● DATASET RECORDS:
= = =
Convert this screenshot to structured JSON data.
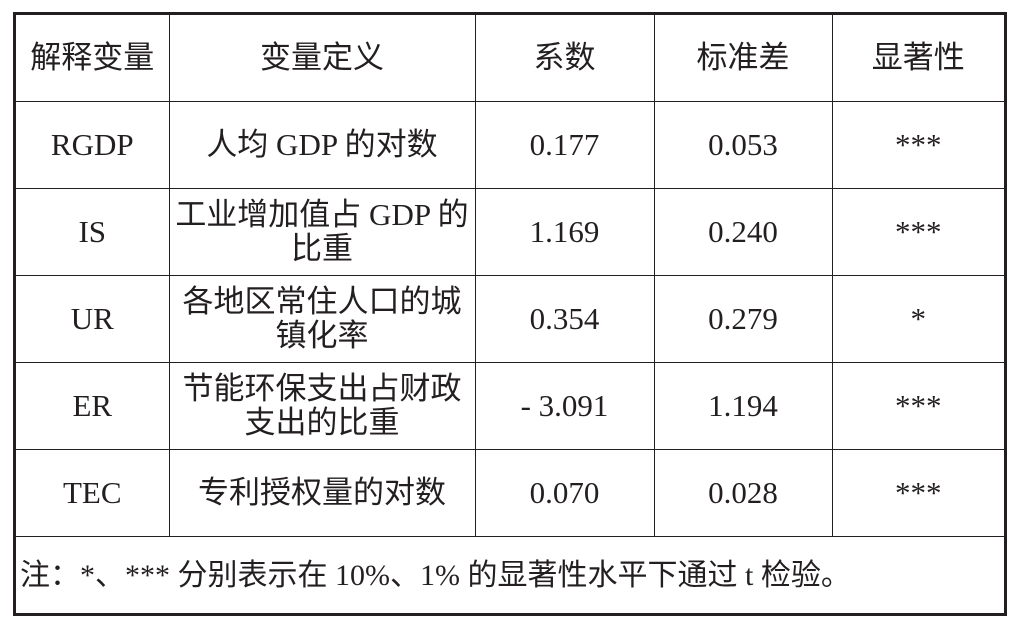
{
  "table": {
    "headers": [
      "解释变量",
      "变量定义",
      "系数",
      "标准差",
      "显著性"
    ],
    "rows": [
      {
        "variable": "RGDP",
        "definition": "人均 GDP 的对数",
        "coefficient": "0.177",
        "std_error": "0.053",
        "significance": "***"
      },
      {
        "variable": "IS",
        "definition": "工业增加值占 GDP 的比重",
        "coefficient": "1.169",
        "std_error": "0.240",
        "significance": "***"
      },
      {
        "variable": "UR",
        "definition": "各地区常住人口的城镇化率",
        "coefficient": "0.354",
        "std_error": "0.279",
        "significance": "*"
      },
      {
        "variable": "ER",
        "definition": "节能环保支出占财政支出的比重",
        "coefficient": "- 3.091",
        "std_error": "1.194",
        "significance": "***"
      },
      {
        "variable": "TEC",
        "definition": "专利授权量的对数",
        "coefficient": "0.070",
        "std_error": "0.028",
        "significance": "***"
      }
    ]
  },
  "note": "注：*、*** 分别表示在 10%、1% 的显著性水平下通过 t 检验。"
}
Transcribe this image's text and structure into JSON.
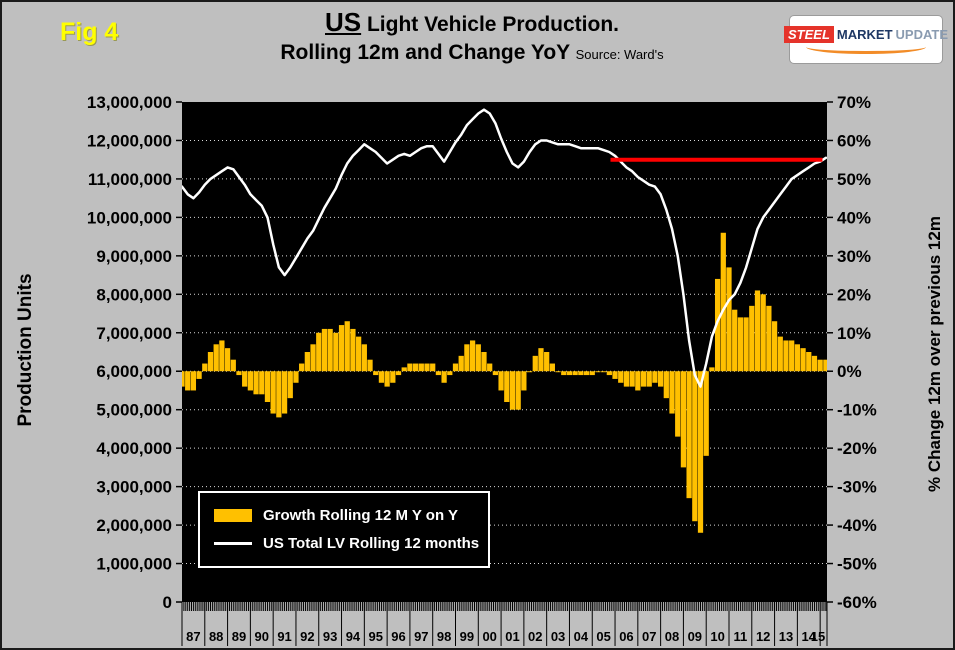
{
  "header": {
    "figure_label": "Fig 4",
    "title_us": "US",
    "title_rest": " Light Vehicle Production.",
    "title_line2": "Rolling 12m and Change YoY",
    "source": "Source: Ward's"
  },
  "logo": {
    "steel": "STEEL",
    "market": "MARKET",
    "update": "UPDATE"
  },
  "colors": {
    "fig_label": "#FFFF00",
    "page_bg": "#BFBFBF",
    "plot_bg": "#000000",
    "bars": "#FFC000",
    "line": "#FFFFFF",
    "reference": "#FF0000",
    "logo_red": "#E5332A",
    "logo_navy": "#1F3864",
    "logo_orange": "#F28C28"
  },
  "legend": {
    "items": [
      {
        "label": "Growth Rolling 12 M Y on Y",
        "color": "#FFC000",
        "swatch": "bar"
      },
      {
        "label": "US Total LV Rolling 12 months",
        "color": "#FFFFFF",
        "swatch": "line"
      }
    ]
  },
  "chart_data": {
    "type": "combo",
    "plot_bg": "#000000",
    "grid_color": "#FFFFFF",
    "left_axis": {
      "title": "Production Units",
      "min": 0,
      "max": 13000000,
      "step": 1000000
    },
    "right_axis": {
      "title": "% Change 12m over previous 12m",
      "min": -60,
      "max": 70,
      "step": 10,
      "unit": "%"
    },
    "x_axis": {
      "start": 1987,
      "end": 2015.3,
      "year_labels": [
        "87",
        "88",
        "89",
        "90",
        "91",
        "92",
        "93",
        "94",
        "95",
        "96",
        "97",
        "98",
        "99",
        "00",
        "01",
        "02",
        "03",
        "04",
        "05",
        "06",
        "07",
        "08",
        "09",
        "10",
        "11",
        "12",
        "13",
        "14",
        "15"
      ]
    },
    "series": [
      {
        "name": "Growth Rolling 12 M Y on Y",
        "type": "bar",
        "axis": "right",
        "color": "#FFC000",
        "x_start": 1987,
        "x_step": 0.25,
        "values": [
          -4,
          -5,
          -5,
          -2,
          2,
          5,
          7,
          8,
          6,
          3,
          -1,
          -4,
          -5,
          -6,
          -6,
          -8,
          -11,
          -12,
          -11,
          -7,
          -3,
          2,
          5,
          7,
          10,
          11,
          11,
          10,
          12,
          13,
          11,
          9,
          7,
          3,
          -1,
          -3,
          -4,
          -3,
          -1,
          1,
          2,
          2,
          2,
          2,
          2,
          -1,
          -3,
          -1,
          2,
          4,
          7,
          8,
          7,
          5,
          2,
          -1,
          -5,
          -8,
          -10,
          -10,
          -5,
          0,
          4,
          6,
          5,
          2,
          0,
          -1,
          -1,
          -1,
          -1,
          -1,
          -1,
          0,
          0,
          -1,
          -2,
          -3,
          -4,
          -4,
          -5,
          -4,
          -4,
          -3,
          -4,
          -7,
          -11,
          -17,
          -25,
          -33,
          -39,
          -42,
          -22,
          1,
          24,
          36,
          27,
          16,
          14,
          14,
          17,
          21,
          20,
          17,
          13,
          9,
          8,
          8,
          7,
          6,
          5,
          4,
          3,
          3
        ]
      },
      {
        "name": "US Total LV Rolling 12 months",
        "type": "line",
        "axis": "left",
        "color": "#FFFFFF",
        "width": 2.5,
        "x_start": 1987,
        "x_step": 0.25,
        "values": [
          10800000,
          10600000,
          10500000,
          10650000,
          10850000,
          11000000,
          11100000,
          11200000,
          11300000,
          11250000,
          11050000,
          10850000,
          10600000,
          10450000,
          10300000,
          10000000,
          9300000,
          8700000,
          8500000,
          8700000,
          8950000,
          9200000,
          9450000,
          9650000,
          9950000,
          10250000,
          10500000,
          10750000,
          11100000,
          11400000,
          11600000,
          11750000,
          11900000,
          11800000,
          11700000,
          11550000,
          11400000,
          11500000,
          11600000,
          11650000,
          11600000,
          11700000,
          11800000,
          11850000,
          11850000,
          11650000,
          11450000,
          11700000,
          11950000,
          12150000,
          12400000,
          12550000,
          12700000,
          12800000,
          12700000,
          12450000,
          12050000,
          11700000,
          11400000,
          11300000,
          11450000,
          11700000,
          11900000,
          12000000,
          12000000,
          11950000,
          11900000,
          11900000,
          11900000,
          11850000,
          11800000,
          11800000,
          11800000,
          11800000,
          11750000,
          11700000,
          11600000,
          11450000,
          11300000,
          11200000,
          11050000,
          10950000,
          10850000,
          10800000,
          10600000,
          10200000,
          9700000,
          9000000,
          8000000,
          6800000,
          5900000,
          5600000,
          6200000,
          6900000,
          7300000,
          7600000,
          7850000,
          8000000,
          8300000,
          8700000,
          9200000,
          9700000,
          10000000,
          10200000,
          10400000,
          10600000,
          10800000,
          11000000,
          11100000,
          11200000,
          11300000,
          11400000,
          11450000,
          11550000
        ]
      },
      {
        "name": "reference-line-red",
        "type": "line",
        "axis": "left",
        "color": "#FF0000",
        "width": 4,
        "x": [
          2005.8,
          2015.1
        ],
        "values": [
          11500000,
          11500000
        ]
      }
    ]
  }
}
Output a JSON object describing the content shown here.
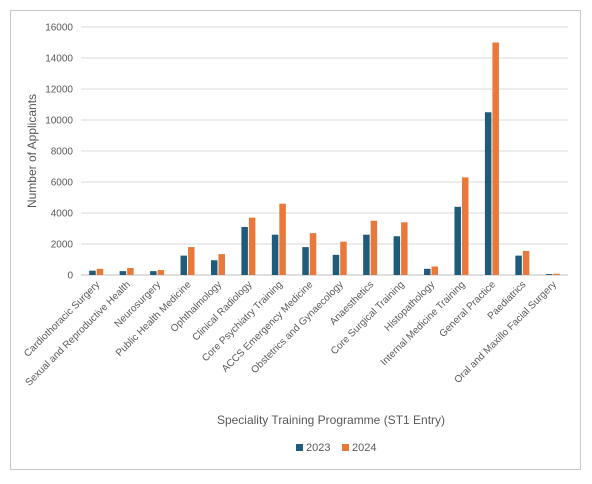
= = =
● GIVEN EXERCISE:
From the entries above, collect every line with the string "this" in it.

● CORRECT OUTPUT:
Convert this screenshot to structured JSON data.
Transcribe this image's text and structure into JSON.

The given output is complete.